INSTRUCTIONS TO FOLLOW:
Pick out each line containing the string "this".

THE INPUT:
========================

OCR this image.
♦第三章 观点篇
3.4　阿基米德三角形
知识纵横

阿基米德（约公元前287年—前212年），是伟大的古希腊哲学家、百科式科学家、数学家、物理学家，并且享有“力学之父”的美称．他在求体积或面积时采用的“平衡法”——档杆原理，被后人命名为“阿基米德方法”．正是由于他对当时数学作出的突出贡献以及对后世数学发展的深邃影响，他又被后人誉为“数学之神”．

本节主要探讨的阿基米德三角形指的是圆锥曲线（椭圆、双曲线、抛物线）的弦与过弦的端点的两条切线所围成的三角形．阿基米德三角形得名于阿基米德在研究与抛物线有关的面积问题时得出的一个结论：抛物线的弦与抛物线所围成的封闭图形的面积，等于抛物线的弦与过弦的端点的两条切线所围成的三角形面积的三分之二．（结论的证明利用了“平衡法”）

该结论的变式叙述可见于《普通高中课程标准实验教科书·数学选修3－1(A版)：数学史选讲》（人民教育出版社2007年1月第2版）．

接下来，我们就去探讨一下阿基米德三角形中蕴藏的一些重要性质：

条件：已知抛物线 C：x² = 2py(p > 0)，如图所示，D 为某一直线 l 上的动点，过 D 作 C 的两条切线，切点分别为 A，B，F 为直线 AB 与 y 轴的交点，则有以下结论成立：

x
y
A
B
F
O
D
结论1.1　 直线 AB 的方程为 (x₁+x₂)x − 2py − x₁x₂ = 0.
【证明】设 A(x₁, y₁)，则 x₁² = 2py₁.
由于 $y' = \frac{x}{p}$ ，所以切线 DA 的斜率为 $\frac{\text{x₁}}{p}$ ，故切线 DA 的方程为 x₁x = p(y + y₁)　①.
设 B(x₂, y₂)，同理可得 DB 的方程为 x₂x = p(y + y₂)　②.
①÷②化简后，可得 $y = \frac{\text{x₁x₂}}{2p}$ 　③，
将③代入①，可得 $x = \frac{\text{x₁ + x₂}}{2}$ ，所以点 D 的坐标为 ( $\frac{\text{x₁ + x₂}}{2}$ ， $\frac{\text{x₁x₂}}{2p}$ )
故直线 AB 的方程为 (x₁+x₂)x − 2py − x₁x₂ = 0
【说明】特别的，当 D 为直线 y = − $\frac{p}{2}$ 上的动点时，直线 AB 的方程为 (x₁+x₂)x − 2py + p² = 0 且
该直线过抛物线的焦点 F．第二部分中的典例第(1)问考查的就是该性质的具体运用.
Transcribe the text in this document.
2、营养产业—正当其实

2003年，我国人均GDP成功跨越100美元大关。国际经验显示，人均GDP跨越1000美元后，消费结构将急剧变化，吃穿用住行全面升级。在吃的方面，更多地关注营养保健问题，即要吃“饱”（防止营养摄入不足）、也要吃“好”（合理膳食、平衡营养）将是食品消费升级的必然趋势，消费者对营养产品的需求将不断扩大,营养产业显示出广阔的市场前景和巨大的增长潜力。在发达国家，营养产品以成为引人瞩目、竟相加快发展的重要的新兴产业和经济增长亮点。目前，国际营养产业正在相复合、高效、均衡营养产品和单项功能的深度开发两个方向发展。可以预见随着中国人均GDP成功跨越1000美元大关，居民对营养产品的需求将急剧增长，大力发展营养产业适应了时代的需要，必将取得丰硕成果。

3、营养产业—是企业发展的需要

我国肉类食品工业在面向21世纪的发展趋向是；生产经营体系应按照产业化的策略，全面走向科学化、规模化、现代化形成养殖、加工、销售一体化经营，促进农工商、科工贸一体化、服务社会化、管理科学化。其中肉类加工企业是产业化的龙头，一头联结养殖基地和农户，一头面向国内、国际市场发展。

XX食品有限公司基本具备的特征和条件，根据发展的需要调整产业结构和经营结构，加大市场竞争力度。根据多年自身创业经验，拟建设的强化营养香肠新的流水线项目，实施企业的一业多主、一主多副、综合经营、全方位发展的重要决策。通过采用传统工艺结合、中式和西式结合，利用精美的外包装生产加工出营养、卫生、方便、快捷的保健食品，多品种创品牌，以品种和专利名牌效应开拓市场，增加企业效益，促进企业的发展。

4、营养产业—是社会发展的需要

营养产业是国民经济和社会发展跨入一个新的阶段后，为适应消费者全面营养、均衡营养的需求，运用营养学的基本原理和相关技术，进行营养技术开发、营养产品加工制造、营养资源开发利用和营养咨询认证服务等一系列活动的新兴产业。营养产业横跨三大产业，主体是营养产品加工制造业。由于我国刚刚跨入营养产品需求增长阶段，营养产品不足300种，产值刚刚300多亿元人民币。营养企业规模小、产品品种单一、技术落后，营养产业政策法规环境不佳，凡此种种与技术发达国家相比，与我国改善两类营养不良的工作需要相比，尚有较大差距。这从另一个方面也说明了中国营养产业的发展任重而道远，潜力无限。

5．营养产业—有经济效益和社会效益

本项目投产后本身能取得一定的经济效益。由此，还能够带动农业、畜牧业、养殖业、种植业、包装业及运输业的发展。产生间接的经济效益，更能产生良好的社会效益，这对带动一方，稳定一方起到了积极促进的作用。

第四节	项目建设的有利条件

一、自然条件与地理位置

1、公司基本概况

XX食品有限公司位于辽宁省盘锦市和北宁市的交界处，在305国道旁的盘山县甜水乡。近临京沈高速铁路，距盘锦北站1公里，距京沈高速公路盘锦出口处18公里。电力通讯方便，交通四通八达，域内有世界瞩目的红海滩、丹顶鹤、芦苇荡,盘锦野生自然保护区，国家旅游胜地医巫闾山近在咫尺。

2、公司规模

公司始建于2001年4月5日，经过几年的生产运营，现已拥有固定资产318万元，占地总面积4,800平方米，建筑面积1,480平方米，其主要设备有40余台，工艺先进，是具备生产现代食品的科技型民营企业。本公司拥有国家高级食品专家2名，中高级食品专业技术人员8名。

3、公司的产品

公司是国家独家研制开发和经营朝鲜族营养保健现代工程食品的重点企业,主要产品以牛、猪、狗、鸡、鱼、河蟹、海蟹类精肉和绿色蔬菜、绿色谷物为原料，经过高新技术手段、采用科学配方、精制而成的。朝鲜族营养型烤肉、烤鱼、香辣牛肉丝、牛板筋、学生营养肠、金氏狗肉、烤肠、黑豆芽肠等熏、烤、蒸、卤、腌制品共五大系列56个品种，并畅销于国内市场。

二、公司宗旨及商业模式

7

========================

RESPONSE:
OCR this image.
Transcribe the text in this document.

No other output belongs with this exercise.